▶ [Records for processing]:
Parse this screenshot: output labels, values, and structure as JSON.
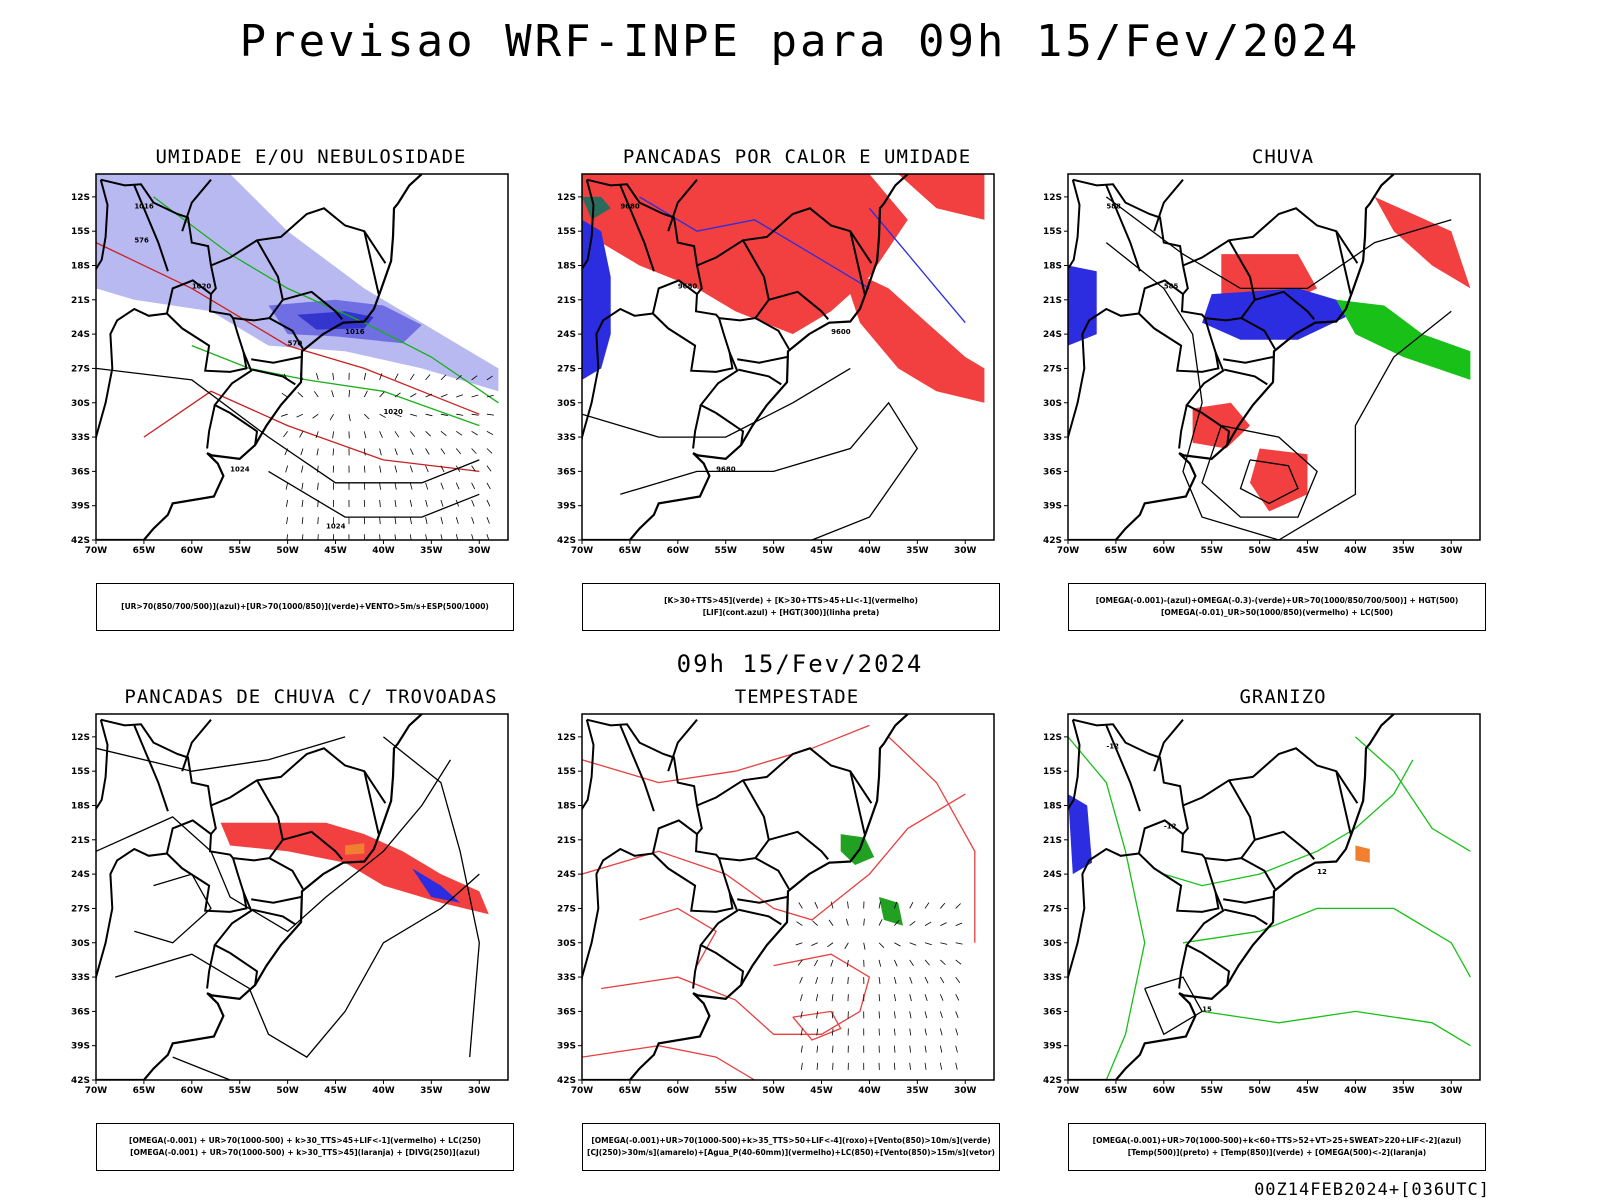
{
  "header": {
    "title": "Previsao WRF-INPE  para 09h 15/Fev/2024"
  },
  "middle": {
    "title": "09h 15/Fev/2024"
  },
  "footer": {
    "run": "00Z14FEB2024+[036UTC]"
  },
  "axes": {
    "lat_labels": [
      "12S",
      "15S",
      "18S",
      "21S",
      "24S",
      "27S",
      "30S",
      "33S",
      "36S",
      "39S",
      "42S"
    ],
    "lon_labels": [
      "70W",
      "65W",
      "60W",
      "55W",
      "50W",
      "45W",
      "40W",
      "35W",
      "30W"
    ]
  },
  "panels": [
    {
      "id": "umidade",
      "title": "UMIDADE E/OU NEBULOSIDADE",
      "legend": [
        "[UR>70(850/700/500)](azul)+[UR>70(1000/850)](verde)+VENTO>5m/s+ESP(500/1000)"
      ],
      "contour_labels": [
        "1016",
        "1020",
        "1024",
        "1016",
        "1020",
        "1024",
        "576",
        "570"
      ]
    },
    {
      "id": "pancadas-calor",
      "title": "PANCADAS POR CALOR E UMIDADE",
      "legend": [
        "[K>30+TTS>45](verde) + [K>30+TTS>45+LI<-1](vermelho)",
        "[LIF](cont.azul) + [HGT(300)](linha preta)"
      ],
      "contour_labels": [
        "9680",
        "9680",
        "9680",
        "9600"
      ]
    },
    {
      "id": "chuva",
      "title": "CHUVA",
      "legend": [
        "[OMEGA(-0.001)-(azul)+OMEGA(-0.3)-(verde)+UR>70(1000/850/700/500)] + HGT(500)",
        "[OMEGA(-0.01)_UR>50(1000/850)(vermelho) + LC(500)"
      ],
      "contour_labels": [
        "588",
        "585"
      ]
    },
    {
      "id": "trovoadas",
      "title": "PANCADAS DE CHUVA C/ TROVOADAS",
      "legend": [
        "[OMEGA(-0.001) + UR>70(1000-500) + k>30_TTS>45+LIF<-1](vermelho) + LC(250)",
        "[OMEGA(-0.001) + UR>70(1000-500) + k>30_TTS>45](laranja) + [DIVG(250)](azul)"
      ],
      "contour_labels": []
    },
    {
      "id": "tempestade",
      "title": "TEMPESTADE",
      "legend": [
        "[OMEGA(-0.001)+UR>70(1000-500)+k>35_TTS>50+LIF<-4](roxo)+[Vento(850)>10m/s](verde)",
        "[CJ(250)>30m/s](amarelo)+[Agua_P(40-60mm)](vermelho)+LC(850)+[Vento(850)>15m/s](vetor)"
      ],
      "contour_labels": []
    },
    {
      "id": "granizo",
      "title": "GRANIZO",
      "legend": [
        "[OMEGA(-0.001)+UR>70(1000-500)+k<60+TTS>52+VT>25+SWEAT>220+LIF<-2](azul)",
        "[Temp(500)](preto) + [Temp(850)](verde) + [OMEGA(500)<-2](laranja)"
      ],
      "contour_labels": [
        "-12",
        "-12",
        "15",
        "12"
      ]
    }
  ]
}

▶ [What is asked]: Gather all lines from the records above in which "vermelho" appears.

▶ [Solved exercise]:
        "[K>30+TTS>45](verde) + [K>30+TTS>45+LI<-1](vermelho)",
        "[OMEGA(-0.01)_UR>50(1000/850)(vermelho) + LC(500)"
        "[OMEGA(-0.001) + UR>70(1000-500) + k>30_TTS>45+LIF<-1](vermelho) + LC(250)",
        "[CJ(250)>30m/s](amarelo)+[Agua_P(40-60mm)](vermelho)+LC(850)+[Vento(850)>15m/s](vetor)"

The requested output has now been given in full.